Short exercise | Omit all pictures, then retype the data exactly as given.

Records for this exercise |
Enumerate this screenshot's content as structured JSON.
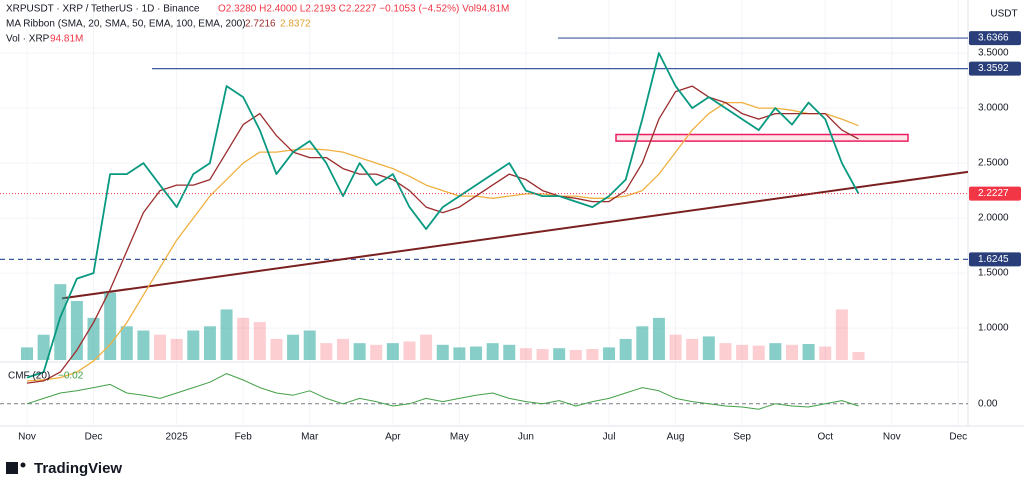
{
  "chart_data": [
    {
      "type": "line",
      "header": {
        "symbol": "XRPUSDT · XRP / TetherUS · 1D · Binance",
        "ohlc": "O2.3280 H2.4000 L2.2193 C2.2227 −0.1053 (−4.52%) Vol94.81M",
        "ribbon": "MA Ribbon (SMA, 20, SMA, 50, EMA, 100, EMA, 200)",
        "ribbon_values": [
          "2.7216",
          "2.8372"
        ],
        "vol": "Vol · XRP",
        "vol_value": "94.81M"
      },
      "currency": "USDT",
      "categories": [
        "Nov",
        null,
        null,
        null,
        "Dec",
        null,
        null,
        null,
        null,
        "2025",
        null,
        null,
        null,
        "Feb",
        null,
        null,
        null,
        "Mar",
        null,
        null,
        null,
        null,
        "Apr",
        null,
        null,
        null,
        "May",
        null,
        null,
        null,
        "Jun",
        null,
        null,
        null,
        null,
        "Jul",
        null,
        null,
        null,
        "Aug",
        null,
        null,
        null,
        "Sep",
        null,
        null,
        null,
        null,
        "Oct",
        null,
        null,
        null,
        "Nov",
        null,
        null,
        null,
        "Dec",
        null
      ],
      "series": [
        {
          "name": "XRPUSDT",
          "color": "#089981",
          "values": [
            0.55,
            0.6,
            1.1,
            1.45,
            1.5,
            2.4,
            2.4,
            2.5,
            2.3,
            2.1,
            2.4,
            2.5,
            3.2,
            3.1,
            2.8,
            2.4,
            2.6,
            2.7,
            2.5,
            2.2,
            2.5,
            2.3,
            2.4,
            2.1,
            1.9,
            2.1,
            2.2,
            2.3,
            2.4,
            2.5,
            2.25,
            2.2,
            2.2,
            2.15,
            2.1,
            2.2,
            2.35,
            2.9,
            3.5,
            3.2,
            3.0,
            3.1,
            3.0,
            2.9,
            2.8,
            3.0,
            2.85,
            3.05,
            2.9,
            2.5,
            2.2227,
            null,
            null,
            null,
            null,
            null,
            null,
            null
          ]
        },
        {
          "color": "#9b2c2c",
          "values": [
            0.5,
            0.52,
            0.6,
            0.8,
            1.05,
            1.35,
            1.7,
            2.05,
            2.25,
            2.3,
            2.3,
            2.35,
            2.6,
            2.85,
            2.95,
            2.75,
            2.6,
            2.55,
            2.55,
            2.45,
            2.4,
            2.4,
            2.35,
            2.25,
            2.1,
            2.05,
            2.1,
            2.2,
            2.3,
            2.4,
            2.35,
            2.25,
            2.2,
            2.18,
            2.15,
            2.15,
            2.25,
            2.5,
            2.9,
            3.15,
            3.2,
            3.1,
            3.05,
            2.95,
            2.9,
            2.95,
            2.95,
            2.95,
            2.95,
            2.8,
            2.72,
            null,
            null,
            null,
            null,
            null,
            null,
            null
          ]
        },
        {
          "color": "#f0b040",
          "values": [
            0.52,
            0.53,
            0.55,
            0.6,
            0.7,
            0.85,
            1.05,
            1.3,
            1.55,
            1.8,
            2.0,
            2.2,
            2.35,
            2.5,
            2.6,
            2.6,
            2.62,
            2.63,
            2.62,
            2.6,
            2.55,
            2.5,
            2.45,
            2.38,
            2.3,
            2.25,
            2.2,
            2.2,
            2.18,
            2.2,
            2.22,
            2.22,
            2.2,
            2.2,
            2.18,
            2.18,
            2.2,
            2.25,
            2.4,
            2.6,
            2.8,
            2.95,
            3.05,
            3.05,
            3.0,
            3.0,
            2.98,
            2.95,
            2.95,
            2.9,
            2.84,
            null,
            null,
            null,
            null,
            null,
            null,
            null
          ]
        }
      ],
      "ylim": [
        0.71,
        3.91
      ],
      "yticks": [
        {
          "value": 1.0,
          "label": "1.0000"
        },
        {
          "value": 1.5,
          "label": "1.5000"
        },
        {
          "value": 2.0,
          "label": "2.0000"
        },
        {
          "value": 2.5,
          "label": "2.5000"
        },
        {
          "value": 3.0,
          "label": "3.0000"
        },
        {
          "value": 3.5,
          "label": "3.5000"
        }
      ],
      "levels": [
        3.6366,
        3.3592,
        1.6245
      ],
      "last_price": 2.2227,
      "trendline": [
        1.27,
        2.42
      ],
      "zone": [
        2.7,
        2.76
      ],
      "grid": true
    },
    {
      "type": "bar",
      "color": "#26a69a",
      "values": [
        150,
        300,
        900,
        700,
        500,
        800,
        400,
        350,
        300,
        250,
        350,
        400,
        600,
        500,
        450,
        250,
        300,
        350,
        200,
        250,
        200,
        180,
        200,
        220,
        300,
        180,
        150,
        160,
        200,
        180,
        140,
        130,
        140,
        120,
        130,
        150,
        250,
        400,
        500,
        300,
        250,
        280,
        200,
        180,
        170,
        200,
        180,
        190,
        160,
        600,
        94.81,
        null,
        null,
        null,
        null,
        null,
        null,
        null
      ],
      "ylim": [
        0,
        1400
      ]
    },
    {
      "type": "line",
      "title": "CMF (20)",
      "value_label": "−0.02",
      "color": "#43a047",
      "values": [
        0.0,
        0.05,
        0.1,
        0.12,
        0.15,
        0.18,
        0.1,
        0.08,
        0.05,
        0.1,
        0.15,
        0.2,
        0.28,
        0.22,
        0.15,
        0.1,
        0.08,
        0.12,
        0.05,
        0.0,
        0.05,
        0.02,
        -0.02,
        0.0,
        0.05,
        0.02,
        0.05,
        0.08,
        0.1,
        0.05,
        0.02,
        0.0,
        0.03,
        -0.02,
        0.02,
        0.05,
        0.1,
        0.15,
        0.12,
        0.05,
        0.02,
        0.0,
        -0.02,
        -0.03,
        -0.05,
        0.0,
        -0.02,
        -0.03,
        0.0,
        0.03,
        -0.02,
        null,
        null,
        null,
        null,
        null,
        null,
        null
      ],
      "ylim": [
        -0.15,
        0.35
      ],
      "yticks": [
        {
          "value": 0,
          "label": "0.00"
        }
      ]
    }
  ],
  "footer": {
    "brand": "TradingView"
  }
}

Exercise solution |
Enumerate this screenshot's content as structured JSON.
{
  "chart_data": [
    {
      "type": "line",
      "header": {
        "symbol": "XRPUSDT · XRP / TetherUS · 1D · Binance",
        "ohlc": "O2.3280 H2.4000 L2.2193 C2.2227 −0.1053 (−4.52%) Vol94.81M",
        "ribbon": "MA Ribbon (SMA, 20, SMA, 50, EMA, 100, EMA, 200)",
        "ribbon_values": [
          "2.7216",
          "2.8372"
        ],
        "vol": "Vol · XRP",
        "vol_value": "94.81M"
      },
      "currency": "USDT",
      "categories": [
        "Nov",
        null,
        null,
        null,
        "Dec",
        null,
        null,
        null,
        null,
        "2025",
        null,
        null,
        null,
        "Feb",
        null,
        null,
        null,
        "Mar",
        null,
        null,
        null,
        null,
        "Apr",
        null,
        null,
        null,
        "May",
        null,
        null,
        null,
        "Jun",
        null,
        null,
        null,
        null,
        "Jul",
        null,
        null,
        null,
        "Aug",
        null,
        null,
        null,
        "Sep",
        null,
        null,
        null,
        null,
        "Oct",
        null,
        null,
        null,
        "Nov",
        null,
        null,
        null,
        "Dec",
        null
      ],
      "series": [
        {
          "name": "XRPUSDT",
          "color": "#089981",
          "values": [
            0.55,
            0.6,
            1.1,
            1.45,
            1.5,
            2.4,
            2.4,
            2.5,
            2.3,
            2.1,
            2.4,
            2.5,
            3.2,
            3.1,
            2.8,
            2.4,
            2.6,
            2.7,
            2.5,
            2.2,
            2.5,
            2.3,
            2.4,
            2.1,
            1.9,
            2.1,
            2.2,
            2.3,
            2.4,
            2.5,
            2.25,
            2.2,
            2.2,
            2.15,
            2.1,
            2.2,
            2.35,
            2.9,
            3.5,
            3.2,
            3.0,
            3.1,
            3.0,
            2.9,
            2.8,
            3.0,
            2.85,
            3.05,
            2.9,
            2.5,
            2.2227,
            null,
            null,
            null,
            null,
            null,
            null,
            null
          ]
        },
        {
          "color": "#9b2c2c",
          "values": [
            0.5,
            0.52,
            0.6,
            0.8,
            1.05,
            1.35,
            1.7,
            2.05,
            2.25,
            2.3,
            2.3,
            2.35,
            2.6,
            2.85,
            2.95,
            2.75,
            2.6,
            2.55,
            2.55,
            2.45,
            2.4,
            2.4,
            2.35,
            2.25,
            2.1,
            2.05,
            2.1,
            2.2,
            2.3,
            2.4,
            2.35,
            2.25,
            2.2,
            2.18,
            2.15,
            2.15,
            2.25,
            2.5,
            2.9,
            3.15,
            3.2,
            3.1,
            3.05,
            2.95,
            2.9,
            2.95,
            2.95,
            2.95,
            2.95,
            2.8,
            2.72,
            null,
            null,
            null,
            null,
            null,
            null,
            null
          ]
        },
        {
          "color": "#f0b040",
          "values": [
            0.52,
            0.53,
            0.55,
            0.6,
            0.7,
            0.85,
            1.05,
            1.3,
            1.55,
            1.8,
            2.0,
            2.2,
            2.35,
            2.5,
            2.6,
            2.6,
            2.62,
            2.63,
            2.62,
            2.6,
            2.55,
            2.5,
            2.45,
            2.38,
            2.3,
            2.25,
            2.2,
            2.2,
            2.18,
            2.2,
            2.22,
            2.22,
            2.2,
            2.2,
            2.18,
            2.18,
            2.2,
            2.25,
            2.4,
            2.6,
            2.8,
            2.95,
            3.05,
            3.05,
            3.0,
            3.0,
            2.98,
            2.95,
            2.95,
            2.9,
            2.84,
            null,
            null,
            null,
            null,
            null,
            null,
            null
          ]
        }
      ],
      "ylim": [
        0.71,
        3.91
      ],
      "yticks": [
        {
          "value": 1.0,
          "label": "1.0000"
        },
        {
          "value": 1.5,
          "label": "1.5000"
        },
        {
          "value": 2.0,
          "label": "2.0000"
        },
        {
          "value": 2.5,
          "label": "2.5000"
        },
        {
          "value": 3.0,
          "label": "3.0000"
        },
        {
          "value": 3.5,
          "label": "3.5000"
        }
      ],
      "levels": [
        3.6366,
        3.3592,
        1.6245
      ],
      "last_price": 2.2227,
      "trendline": [
        1.27,
        2.42
      ],
      "zone": [
        2.7,
        2.76
      ],
      "grid": true
    },
    {
      "type": "bar",
      "color": "#26a69a",
      "values": [
        150,
        300,
        900,
        700,
        500,
        800,
        400,
        350,
        300,
        250,
        350,
        400,
        600,
        500,
        450,
        250,
        300,
        350,
        200,
        250,
        200,
        180,
        200,
        220,
        300,
        180,
        150,
        160,
        200,
        180,
        140,
        130,
        140,
        120,
        130,
        150,
        250,
        400,
        500,
        300,
        250,
        280,
        200,
        180,
        170,
        200,
        180,
        190,
        160,
        600,
        94.81,
        null,
        null,
        null,
        null,
        null,
        null,
        null
      ],
      "ylim": [
        0,
        1400
      ]
    },
    {
      "type": "line",
      "title": "CMF (20)",
      "value_label": "−0.02",
      "color": "#43a047",
      "values": [
        0.0,
        0.05,
        0.1,
        0.12,
        0.15,
        0.18,
        0.1,
        0.08,
        0.05,
        0.1,
        0.15,
        0.2,
        0.28,
        0.22,
        0.15,
        0.1,
        0.08,
        0.12,
        0.05,
        0.0,
        0.05,
        0.02,
        -0.02,
        0.0,
        0.05,
        0.02,
        0.05,
        0.08,
        0.1,
        0.05,
        0.02,
        0.0,
        0.03,
        -0.02,
        0.02,
        0.05,
        0.1,
        0.15,
        0.12,
        0.05,
        0.02,
        0.0,
        -0.02,
        -0.03,
        -0.05,
        0.0,
        -0.02,
        -0.03,
        0.0,
        0.03,
        -0.02,
        null,
        null,
        null,
        null,
        null,
        null,
        null
      ],
      "ylim": [
        -0.15,
        0.35
      ],
      "yticks": [
        {
          "value": 0,
          "label": "0.00"
        }
      ]
    }
  ],
  "footer": {
    "brand": "TradingView"
  }
}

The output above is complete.